··· THE INPUT
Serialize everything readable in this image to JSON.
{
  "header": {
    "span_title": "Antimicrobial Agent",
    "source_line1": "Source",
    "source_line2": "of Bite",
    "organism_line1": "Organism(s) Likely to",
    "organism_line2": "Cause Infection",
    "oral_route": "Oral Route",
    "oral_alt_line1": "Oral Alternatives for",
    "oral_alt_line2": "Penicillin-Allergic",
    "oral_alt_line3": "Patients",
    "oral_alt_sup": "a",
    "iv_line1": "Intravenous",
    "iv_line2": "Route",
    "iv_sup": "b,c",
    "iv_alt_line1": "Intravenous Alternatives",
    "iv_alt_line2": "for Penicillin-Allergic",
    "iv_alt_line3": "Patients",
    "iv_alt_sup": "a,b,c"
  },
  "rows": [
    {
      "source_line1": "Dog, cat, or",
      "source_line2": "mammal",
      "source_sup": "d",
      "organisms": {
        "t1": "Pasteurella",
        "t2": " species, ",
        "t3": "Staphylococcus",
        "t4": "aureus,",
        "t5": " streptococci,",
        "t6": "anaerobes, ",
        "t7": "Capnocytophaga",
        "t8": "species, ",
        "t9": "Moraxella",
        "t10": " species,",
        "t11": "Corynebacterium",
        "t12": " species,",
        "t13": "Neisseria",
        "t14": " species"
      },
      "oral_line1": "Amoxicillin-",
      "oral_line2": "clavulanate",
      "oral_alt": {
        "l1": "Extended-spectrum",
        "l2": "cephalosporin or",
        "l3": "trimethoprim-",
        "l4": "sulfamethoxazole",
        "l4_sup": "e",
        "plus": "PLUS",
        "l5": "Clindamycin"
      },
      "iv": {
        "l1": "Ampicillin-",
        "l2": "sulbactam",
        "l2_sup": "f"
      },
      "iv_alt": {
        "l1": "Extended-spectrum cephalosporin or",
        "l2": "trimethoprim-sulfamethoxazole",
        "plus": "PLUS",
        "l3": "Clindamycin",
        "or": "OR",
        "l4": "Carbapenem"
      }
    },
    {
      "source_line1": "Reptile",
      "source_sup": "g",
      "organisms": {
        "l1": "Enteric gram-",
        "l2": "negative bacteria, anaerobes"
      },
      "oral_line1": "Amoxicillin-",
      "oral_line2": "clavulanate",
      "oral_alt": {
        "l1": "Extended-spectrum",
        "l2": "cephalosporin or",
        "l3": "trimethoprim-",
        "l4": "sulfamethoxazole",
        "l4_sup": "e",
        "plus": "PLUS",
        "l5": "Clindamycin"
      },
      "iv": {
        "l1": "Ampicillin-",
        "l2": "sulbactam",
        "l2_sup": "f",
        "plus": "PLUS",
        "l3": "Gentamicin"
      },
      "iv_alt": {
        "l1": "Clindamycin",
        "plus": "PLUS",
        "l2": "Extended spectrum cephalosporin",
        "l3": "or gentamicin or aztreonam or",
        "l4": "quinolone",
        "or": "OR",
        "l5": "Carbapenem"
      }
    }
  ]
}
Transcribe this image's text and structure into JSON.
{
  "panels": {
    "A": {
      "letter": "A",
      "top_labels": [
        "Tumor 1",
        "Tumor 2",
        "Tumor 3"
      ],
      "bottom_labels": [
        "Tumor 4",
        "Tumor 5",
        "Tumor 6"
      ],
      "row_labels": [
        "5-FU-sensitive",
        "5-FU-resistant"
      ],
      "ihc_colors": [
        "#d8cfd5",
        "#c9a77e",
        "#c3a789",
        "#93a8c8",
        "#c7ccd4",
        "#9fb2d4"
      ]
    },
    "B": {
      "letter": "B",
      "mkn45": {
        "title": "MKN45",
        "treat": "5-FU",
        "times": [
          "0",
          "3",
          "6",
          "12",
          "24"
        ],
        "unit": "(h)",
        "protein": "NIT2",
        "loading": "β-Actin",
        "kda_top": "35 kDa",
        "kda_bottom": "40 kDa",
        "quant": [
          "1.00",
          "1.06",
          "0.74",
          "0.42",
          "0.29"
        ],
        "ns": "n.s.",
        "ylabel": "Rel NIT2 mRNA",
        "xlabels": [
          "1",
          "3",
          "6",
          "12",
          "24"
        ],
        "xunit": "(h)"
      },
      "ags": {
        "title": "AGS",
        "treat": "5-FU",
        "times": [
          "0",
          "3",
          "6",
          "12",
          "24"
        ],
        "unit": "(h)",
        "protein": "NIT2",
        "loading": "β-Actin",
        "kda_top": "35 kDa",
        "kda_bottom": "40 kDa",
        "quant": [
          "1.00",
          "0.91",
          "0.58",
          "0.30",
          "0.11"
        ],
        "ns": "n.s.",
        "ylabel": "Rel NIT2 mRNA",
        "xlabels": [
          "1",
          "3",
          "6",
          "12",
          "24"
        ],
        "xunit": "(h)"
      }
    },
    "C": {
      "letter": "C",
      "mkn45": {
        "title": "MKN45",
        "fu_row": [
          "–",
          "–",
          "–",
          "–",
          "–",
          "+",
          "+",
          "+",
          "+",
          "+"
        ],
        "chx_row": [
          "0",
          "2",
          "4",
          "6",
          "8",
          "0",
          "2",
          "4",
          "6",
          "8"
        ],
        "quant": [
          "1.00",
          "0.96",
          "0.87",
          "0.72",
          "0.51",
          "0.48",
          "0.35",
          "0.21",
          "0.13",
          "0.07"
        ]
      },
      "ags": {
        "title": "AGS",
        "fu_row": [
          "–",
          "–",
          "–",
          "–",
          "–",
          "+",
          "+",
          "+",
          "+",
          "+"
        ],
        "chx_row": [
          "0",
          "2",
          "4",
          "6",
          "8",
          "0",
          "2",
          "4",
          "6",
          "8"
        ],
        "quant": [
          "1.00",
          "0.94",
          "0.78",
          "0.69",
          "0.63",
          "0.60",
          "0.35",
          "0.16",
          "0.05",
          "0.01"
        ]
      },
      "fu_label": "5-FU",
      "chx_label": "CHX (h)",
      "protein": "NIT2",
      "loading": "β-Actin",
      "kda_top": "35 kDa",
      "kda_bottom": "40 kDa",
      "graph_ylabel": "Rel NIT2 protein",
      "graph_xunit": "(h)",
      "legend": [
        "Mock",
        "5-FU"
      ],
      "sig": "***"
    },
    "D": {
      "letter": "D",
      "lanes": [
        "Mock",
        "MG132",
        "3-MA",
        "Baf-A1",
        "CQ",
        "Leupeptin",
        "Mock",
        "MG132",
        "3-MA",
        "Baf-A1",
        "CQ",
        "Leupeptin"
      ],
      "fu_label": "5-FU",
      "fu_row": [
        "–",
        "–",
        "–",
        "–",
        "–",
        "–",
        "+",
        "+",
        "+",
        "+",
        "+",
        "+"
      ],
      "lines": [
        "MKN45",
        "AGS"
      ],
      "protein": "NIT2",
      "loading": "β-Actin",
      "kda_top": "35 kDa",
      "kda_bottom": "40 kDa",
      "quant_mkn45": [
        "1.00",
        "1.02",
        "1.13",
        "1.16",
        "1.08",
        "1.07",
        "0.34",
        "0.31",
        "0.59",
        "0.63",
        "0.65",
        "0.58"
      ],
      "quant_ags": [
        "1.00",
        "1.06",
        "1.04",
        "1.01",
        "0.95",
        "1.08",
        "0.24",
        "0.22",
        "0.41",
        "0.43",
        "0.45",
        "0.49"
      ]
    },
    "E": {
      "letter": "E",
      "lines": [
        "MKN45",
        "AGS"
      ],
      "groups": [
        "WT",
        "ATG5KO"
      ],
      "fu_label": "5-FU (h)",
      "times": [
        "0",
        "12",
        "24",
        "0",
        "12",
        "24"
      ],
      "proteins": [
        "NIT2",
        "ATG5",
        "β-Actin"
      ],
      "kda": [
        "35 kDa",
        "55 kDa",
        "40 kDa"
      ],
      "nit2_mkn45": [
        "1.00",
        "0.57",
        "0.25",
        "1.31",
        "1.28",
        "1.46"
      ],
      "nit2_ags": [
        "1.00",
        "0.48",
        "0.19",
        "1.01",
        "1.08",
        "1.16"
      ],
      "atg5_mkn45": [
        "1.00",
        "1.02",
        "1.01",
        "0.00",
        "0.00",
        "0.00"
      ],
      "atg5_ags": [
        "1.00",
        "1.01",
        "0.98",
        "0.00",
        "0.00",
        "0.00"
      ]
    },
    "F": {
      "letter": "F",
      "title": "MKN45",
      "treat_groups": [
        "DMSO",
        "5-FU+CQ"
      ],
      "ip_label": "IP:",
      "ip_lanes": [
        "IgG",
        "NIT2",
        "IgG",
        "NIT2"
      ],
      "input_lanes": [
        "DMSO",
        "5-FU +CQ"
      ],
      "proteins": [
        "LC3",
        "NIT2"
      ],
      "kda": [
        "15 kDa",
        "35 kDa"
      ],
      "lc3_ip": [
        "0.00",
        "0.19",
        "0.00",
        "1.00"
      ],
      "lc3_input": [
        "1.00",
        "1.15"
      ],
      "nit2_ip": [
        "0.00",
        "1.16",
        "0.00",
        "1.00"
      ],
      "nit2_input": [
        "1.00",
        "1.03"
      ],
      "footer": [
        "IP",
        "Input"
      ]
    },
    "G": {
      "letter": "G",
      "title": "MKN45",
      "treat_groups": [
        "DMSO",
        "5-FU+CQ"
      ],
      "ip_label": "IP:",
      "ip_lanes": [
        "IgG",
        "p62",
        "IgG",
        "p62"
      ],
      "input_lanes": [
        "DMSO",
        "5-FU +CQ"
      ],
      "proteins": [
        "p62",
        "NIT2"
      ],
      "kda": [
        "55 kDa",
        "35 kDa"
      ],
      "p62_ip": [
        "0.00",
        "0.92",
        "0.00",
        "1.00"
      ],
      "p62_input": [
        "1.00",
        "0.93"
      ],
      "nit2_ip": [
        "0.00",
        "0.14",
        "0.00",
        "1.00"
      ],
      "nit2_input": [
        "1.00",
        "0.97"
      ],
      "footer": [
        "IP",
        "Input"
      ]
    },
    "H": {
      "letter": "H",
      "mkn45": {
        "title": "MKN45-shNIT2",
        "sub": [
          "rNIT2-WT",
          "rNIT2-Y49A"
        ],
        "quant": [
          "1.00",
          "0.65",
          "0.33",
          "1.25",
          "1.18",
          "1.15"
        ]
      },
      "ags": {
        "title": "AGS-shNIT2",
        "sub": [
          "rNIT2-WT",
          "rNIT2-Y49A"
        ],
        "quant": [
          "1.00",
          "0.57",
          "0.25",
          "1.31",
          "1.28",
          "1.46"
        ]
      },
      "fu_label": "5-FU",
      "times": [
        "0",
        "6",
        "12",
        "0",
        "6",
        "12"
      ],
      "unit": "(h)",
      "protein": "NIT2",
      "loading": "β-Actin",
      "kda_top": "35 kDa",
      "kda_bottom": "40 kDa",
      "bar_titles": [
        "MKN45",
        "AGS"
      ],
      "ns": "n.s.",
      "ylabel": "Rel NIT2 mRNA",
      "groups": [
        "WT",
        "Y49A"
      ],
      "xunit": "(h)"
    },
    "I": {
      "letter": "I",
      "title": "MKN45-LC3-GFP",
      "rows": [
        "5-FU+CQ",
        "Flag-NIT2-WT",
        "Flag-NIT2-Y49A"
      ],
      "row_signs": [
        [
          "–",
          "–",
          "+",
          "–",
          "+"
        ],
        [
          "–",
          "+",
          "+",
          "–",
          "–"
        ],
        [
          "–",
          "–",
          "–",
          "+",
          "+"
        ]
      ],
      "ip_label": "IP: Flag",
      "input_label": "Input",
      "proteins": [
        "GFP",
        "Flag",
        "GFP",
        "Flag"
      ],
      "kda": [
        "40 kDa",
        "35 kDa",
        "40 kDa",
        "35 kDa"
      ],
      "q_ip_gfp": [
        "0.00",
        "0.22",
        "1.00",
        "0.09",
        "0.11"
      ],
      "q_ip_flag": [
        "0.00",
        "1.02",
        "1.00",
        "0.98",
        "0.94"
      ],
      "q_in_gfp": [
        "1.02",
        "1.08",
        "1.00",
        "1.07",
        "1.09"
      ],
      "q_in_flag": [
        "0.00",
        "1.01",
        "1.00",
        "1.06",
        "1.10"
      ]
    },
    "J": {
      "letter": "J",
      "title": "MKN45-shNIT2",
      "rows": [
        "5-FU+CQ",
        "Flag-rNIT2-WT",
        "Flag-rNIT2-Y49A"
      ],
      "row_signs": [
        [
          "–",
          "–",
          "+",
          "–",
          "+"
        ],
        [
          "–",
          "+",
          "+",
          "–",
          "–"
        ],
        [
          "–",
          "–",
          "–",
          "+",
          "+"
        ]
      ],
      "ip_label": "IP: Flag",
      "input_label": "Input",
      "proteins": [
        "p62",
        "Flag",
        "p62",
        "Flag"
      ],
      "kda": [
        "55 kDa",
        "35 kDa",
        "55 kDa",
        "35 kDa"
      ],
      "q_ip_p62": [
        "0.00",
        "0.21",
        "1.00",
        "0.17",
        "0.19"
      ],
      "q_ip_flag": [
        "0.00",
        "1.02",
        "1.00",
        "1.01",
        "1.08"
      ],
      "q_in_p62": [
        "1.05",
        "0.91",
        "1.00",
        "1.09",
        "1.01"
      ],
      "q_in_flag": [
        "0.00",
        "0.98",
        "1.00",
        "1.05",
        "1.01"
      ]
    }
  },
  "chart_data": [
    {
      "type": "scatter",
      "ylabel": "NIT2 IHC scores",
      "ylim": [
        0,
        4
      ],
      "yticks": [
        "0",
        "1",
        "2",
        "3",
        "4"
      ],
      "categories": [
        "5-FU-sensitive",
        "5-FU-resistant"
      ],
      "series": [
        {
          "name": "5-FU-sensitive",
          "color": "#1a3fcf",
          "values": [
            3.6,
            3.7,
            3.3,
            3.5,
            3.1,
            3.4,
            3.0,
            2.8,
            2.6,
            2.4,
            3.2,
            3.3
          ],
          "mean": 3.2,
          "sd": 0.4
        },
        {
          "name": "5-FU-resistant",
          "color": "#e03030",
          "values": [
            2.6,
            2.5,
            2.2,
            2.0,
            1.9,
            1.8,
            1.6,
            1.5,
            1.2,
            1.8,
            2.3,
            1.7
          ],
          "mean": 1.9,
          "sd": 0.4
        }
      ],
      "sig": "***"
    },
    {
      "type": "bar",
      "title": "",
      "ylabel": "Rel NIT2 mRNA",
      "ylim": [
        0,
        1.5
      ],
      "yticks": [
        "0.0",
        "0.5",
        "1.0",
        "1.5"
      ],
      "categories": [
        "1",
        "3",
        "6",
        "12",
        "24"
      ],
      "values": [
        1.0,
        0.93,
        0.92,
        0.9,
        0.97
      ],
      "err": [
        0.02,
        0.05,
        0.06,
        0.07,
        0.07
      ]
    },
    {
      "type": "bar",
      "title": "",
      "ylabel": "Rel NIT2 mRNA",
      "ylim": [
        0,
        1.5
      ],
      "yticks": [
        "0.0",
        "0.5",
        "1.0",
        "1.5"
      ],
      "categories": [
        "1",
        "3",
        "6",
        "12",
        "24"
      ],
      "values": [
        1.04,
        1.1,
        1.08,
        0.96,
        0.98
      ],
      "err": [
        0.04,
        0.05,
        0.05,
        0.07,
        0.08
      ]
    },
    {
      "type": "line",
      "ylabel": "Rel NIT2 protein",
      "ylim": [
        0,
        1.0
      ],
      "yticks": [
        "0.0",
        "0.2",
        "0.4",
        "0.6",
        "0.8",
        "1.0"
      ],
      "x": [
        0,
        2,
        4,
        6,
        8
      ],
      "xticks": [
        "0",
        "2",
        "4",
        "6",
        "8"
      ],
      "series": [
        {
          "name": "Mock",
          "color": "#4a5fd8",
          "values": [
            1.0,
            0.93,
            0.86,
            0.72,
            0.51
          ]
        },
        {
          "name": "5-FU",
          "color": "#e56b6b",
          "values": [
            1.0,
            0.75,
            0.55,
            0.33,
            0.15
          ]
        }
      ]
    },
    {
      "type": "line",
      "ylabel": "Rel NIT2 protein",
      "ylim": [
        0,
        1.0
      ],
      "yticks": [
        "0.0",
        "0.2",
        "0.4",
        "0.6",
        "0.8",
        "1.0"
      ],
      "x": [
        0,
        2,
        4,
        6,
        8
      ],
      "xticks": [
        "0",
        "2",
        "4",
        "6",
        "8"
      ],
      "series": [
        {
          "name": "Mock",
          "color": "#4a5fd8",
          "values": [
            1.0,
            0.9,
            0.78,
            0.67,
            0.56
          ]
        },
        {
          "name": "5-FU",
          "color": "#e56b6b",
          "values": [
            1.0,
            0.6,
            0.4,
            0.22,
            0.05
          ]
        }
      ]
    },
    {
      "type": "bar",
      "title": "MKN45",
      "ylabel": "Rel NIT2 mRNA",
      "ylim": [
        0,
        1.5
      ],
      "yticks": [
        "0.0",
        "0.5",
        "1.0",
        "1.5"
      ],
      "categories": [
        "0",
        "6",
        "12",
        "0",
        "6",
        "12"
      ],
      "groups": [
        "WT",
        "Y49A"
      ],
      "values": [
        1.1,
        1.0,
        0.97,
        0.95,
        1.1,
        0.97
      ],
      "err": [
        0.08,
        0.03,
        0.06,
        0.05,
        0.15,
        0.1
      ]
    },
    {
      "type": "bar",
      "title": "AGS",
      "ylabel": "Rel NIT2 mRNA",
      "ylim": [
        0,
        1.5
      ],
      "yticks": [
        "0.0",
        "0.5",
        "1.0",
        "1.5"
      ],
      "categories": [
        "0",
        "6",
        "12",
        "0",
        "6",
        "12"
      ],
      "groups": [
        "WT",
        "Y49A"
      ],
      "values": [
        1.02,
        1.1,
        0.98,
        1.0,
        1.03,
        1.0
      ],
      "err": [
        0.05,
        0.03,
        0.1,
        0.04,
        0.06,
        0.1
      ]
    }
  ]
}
······
EXERCISE PROMPT
Look through the records above for the string "Penicillin", then copy every line that has it.

REPLY TO THE EXERCISE
    "oral_alt_line2": "Penicillin-Allergic",
    "iv_alt_line2": "for Penicillin-Allergic",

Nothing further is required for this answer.